---- STORED RECORDS

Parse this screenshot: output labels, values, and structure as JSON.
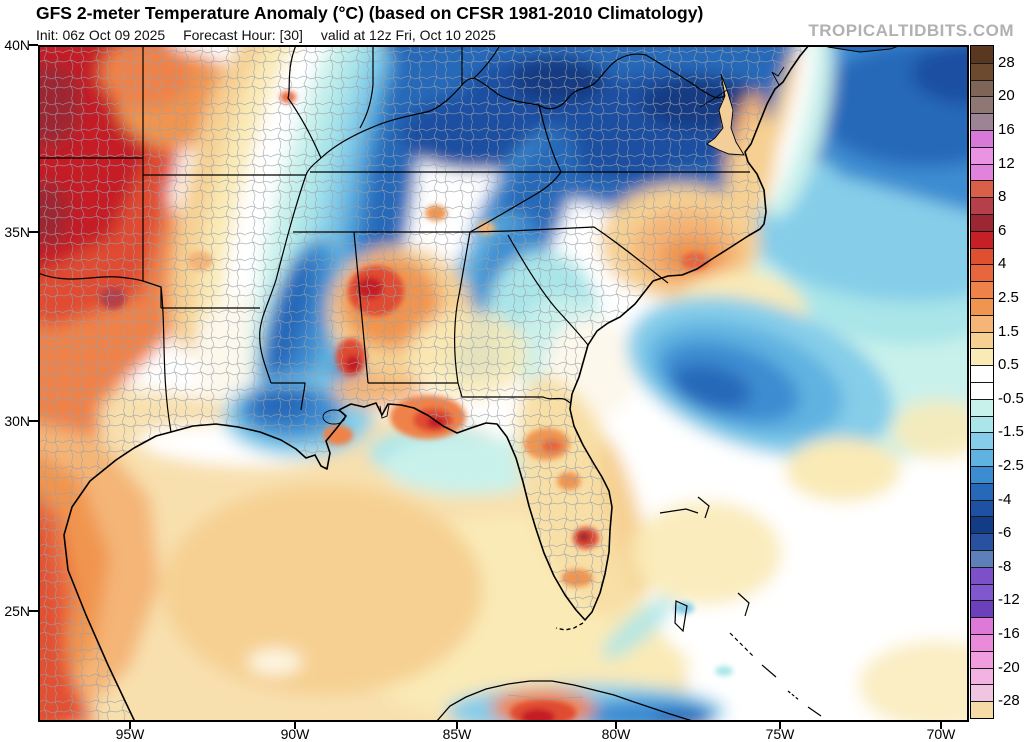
{
  "header": {
    "title": "GFS 2-meter Temperature Anomaly (°C) (based on CFSR 1981-2010 Climatology)",
    "init_label": "Init: 06z Oct 09 2025",
    "forecast_hour_label": "Forecast Hour: [30]",
    "valid_label": "valid at 12z Fri, Oct 10 2025",
    "watermark": "TROPICALTIDBITS.COM"
  },
  "map": {
    "lat_ticks": [
      "40N",
      "35N",
      "30N",
      "25N"
    ],
    "lon_ticks": [
      "95W",
      "90W",
      "85W",
      "80W",
      "75W",
      "70W"
    ]
  },
  "colorbar": {
    "unit": "°C",
    "tick_labels": [
      "28",
      "20",
      "16",
      "12",
      "8",
      "6",
      "4",
      "2.5",
      "1.5",
      "0.5",
      "-0.5",
      "-1.5",
      "-2.5",
      "-4",
      "-6",
      "-8",
      "-12",
      "-16",
      "-20",
      "-28"
    ],
    "cell_colors": [
      "#5a3820",
      "#6b4a2f",
      "#7e6557",
      "#8f7874",
      "#9c8495",
      "#d779d9",
      "#ea92e4",
      "#e183dd",
      "#d95f48",
      "#b64049",
      "#9c2732",
      "#c62026",
      "#e14f31",
      "#e8663d",
      "#ef8248",
      "#f0954f",
      "#f4b577",
      "#f6d092",
      "#faeab6",
      "#ffffff",
      "#ffffff",
      "#c9f1eb",
      "#a9e5e9",
      "#85cde9",
      "#60b2e1",
      "#3c8cd1",
      "#2769b9",
      "#1e51a3",
      "#123c85",
      "#28519f",
      "#5d80ba",
      "#7b50c9",
      "#8157cd",
      "#6a40bd",
      "#df79d7",
      "#e98bd8",
      "#f09ddf",
      "#f2b3e2",
      "#efc5e1",
      "#f7dba6"
    ]
  }
}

--------

**TASK GOAL:** Leave out the pictures and repeat everything else in the records exactly.

**RESPONSE TO THIS TASK:**
Parse this screenshot: output labels, values, and structure as JSON.
{
  "header": {
    "title": "GFS 2-meter Temperature Anomaly (°C) (based on CFSR 1981-2010 Climatology)",
    "init_label": "Init: 06z Oct 09 2025",
    "forecast_hour_label": "Forecast Hour: [30]",
    "valid_label": "valid at 12z Fri, Oct 10 2025",
    "watermark": "TROPICALTIDBITS.COM"
  },
  "map": {
    "lat_ticks": [
      "40N",
      "35N",
      "30N",
      "25N"
    ],
    "lon_ticks": [
      "95W",
      "90W",
      "85W",
      "80W",
      "75W",
      "70W"
    ]
  },
  "colorbar": {
    "unit": "°C",
    "tick_labels": [
      "28",
      "20",
      "16",
      "12",
      "8",
      "6",
      "4",
      "2.5",
      "1.5",
      "0.5",
      "-0.5",
      "-1.5",
      "-2.5",
      "-4",
      "-6",
      "-8",
      "-12",
      "-16",
      "-20",
      "-28"
    ],
    "cell_colors": [
      "#5a3820",
      "#6b4a2f",
      "#7e6557",
      "#8f7874",
      "#9c8495",
      "#d779d9",
      "#ea92e4",
      "#e183dd",
      "#d95f48",
      "#b64049",
      "#9c2732",
      "#c62026",
      "#e14f31",
      "#e8663d",
      "#ef8248",
      "#f0954f",
      "#f4b577",
      "#f6d092",
      "#faeab6",
      "#ffffff",
      "#ffffff",
      "#c9f1eb",
      "#a9e5e9",
      "#85cde9",
      "#60b2e1",
      "#3c8cd1",
      "#2769b9",
      "#1e51a3",
      "#123c85",
      "#28519f",
      "#5d80ba",
      "#7b50c9",
      "#8157cd",
      "#6a40bd",
      "#df79d7",
      "#e98bd8",
      "#f09ddf",
      "#f2b3e2",
      "#efc5e1",
      "#f7dba6"
    ]
  }
}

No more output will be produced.